→ The exercise
Search the records for "category" and copy each line that holds it.

→ Record extracts
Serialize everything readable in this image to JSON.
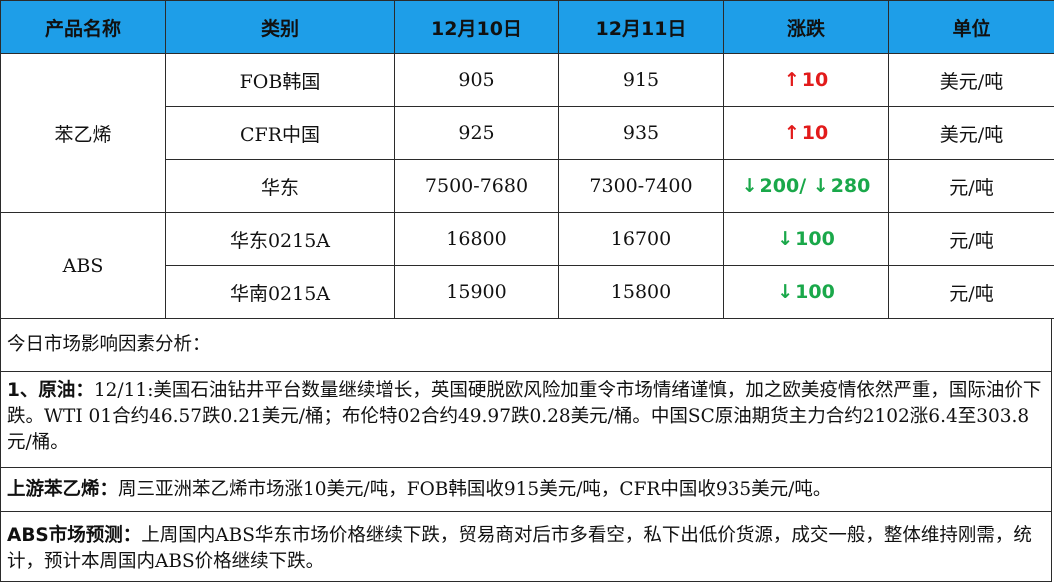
{
  "table": {
    "headers": [
      "产品名称",
      "类别",
      "12月10日",
      "12月11日",
      "涨跌",
      "单位"
    ],
    "groups": [
      {
        "product": "苯乙烯",
        "rows": [
          {
            "category": "FOB韩国",
            "d10": "905",
            "d11": "915",
            "change": [
              {
                "dir": "up",
                "arrow": "↑",
                "value": "10"
              }
            ],
            "unit": "美元/吨"
          },
          {
            "category": "CFR中国",
            "d10": "925",
            "d11": "935",
            "change": [
              {
                "dir": "up",
                "arrow": "↑",
                "value": "10"
              }
            ],
            "unit": "美元/吨"
          },
          {
            "category": "华东",
            "d10": "7500-7680",
            "d11": "7300-7400",
            "change": [
              {
                "dir": "down",
                "arrow": "↓",
                "value": "200/"
              },
              {
                "dir": "down",
                "arrow": "↓",
                "value": "280"
              }
            ],
            "unit": "元/吨"
          }
        ]
      },
      {
        "product": "ABS",
        "rows": [
          {
            "category": "华东0215A",
            "d10": "16800",
            "d11": "16700",
            "change": [
              {
                "dir": "down",
                "arrow": "↓",
                "value": "100"
              }
            ],
            "unit": "元/吨"
          },
          {
            "category": "华南0215A",
            "d10": "15900",
            "d11": "15800",
            "change": [
              {
                "dir": "down",
                "arrow": "↓",
                "value": "100"
              }
            ],
            "unit": "元/吨"
          }
        ]
      }
    ],
    "colors": {
      "header_bg": "#1e9ee8",
      "up": "#e21b1b",
      "down": "#1aa84a"
    }
  },
  "analysis": {
    "title": "今日市场影响因素分析：",
    "crude": {
      "lead": "1、原油：",
      "text": "12/11:美国石油钻井平台数量继续增长，英国硬脱欧风险加重令市场情绪谨慎，加之欧美疫情依然严重，国际油价下跌。WTI  01合约46.57跌0.21美元/桶；布伦特02合约49.97跌0.28美元/桶。中国SC原油期货主力合约2102涨6.4至303.8元/桶。"
    },
    "styrene": {
      "lead": "上游苯乙烯：",
      "text": "周三亚洲苯乙烯市场涨10美元/吨，FOB韩国收915美元/吨，CFR中国收935美元/吨。"
    },
    "abs": {
      "lead": "ABS市场预测：",
      "text": "上周国内ABS华东市场价格继续下跌，贸易商对后市多看空，私下出低价货源，成交一般，整体维持刚需，统计，预计本周国内ABS价格继续下跌。"
    }
  }
}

→ Output of the exercise
            "category": "FOB韩国",
            "category": "CFR中国",
            "category": "华东",
            "category": "华东0215A",
            "category": "华南0215A",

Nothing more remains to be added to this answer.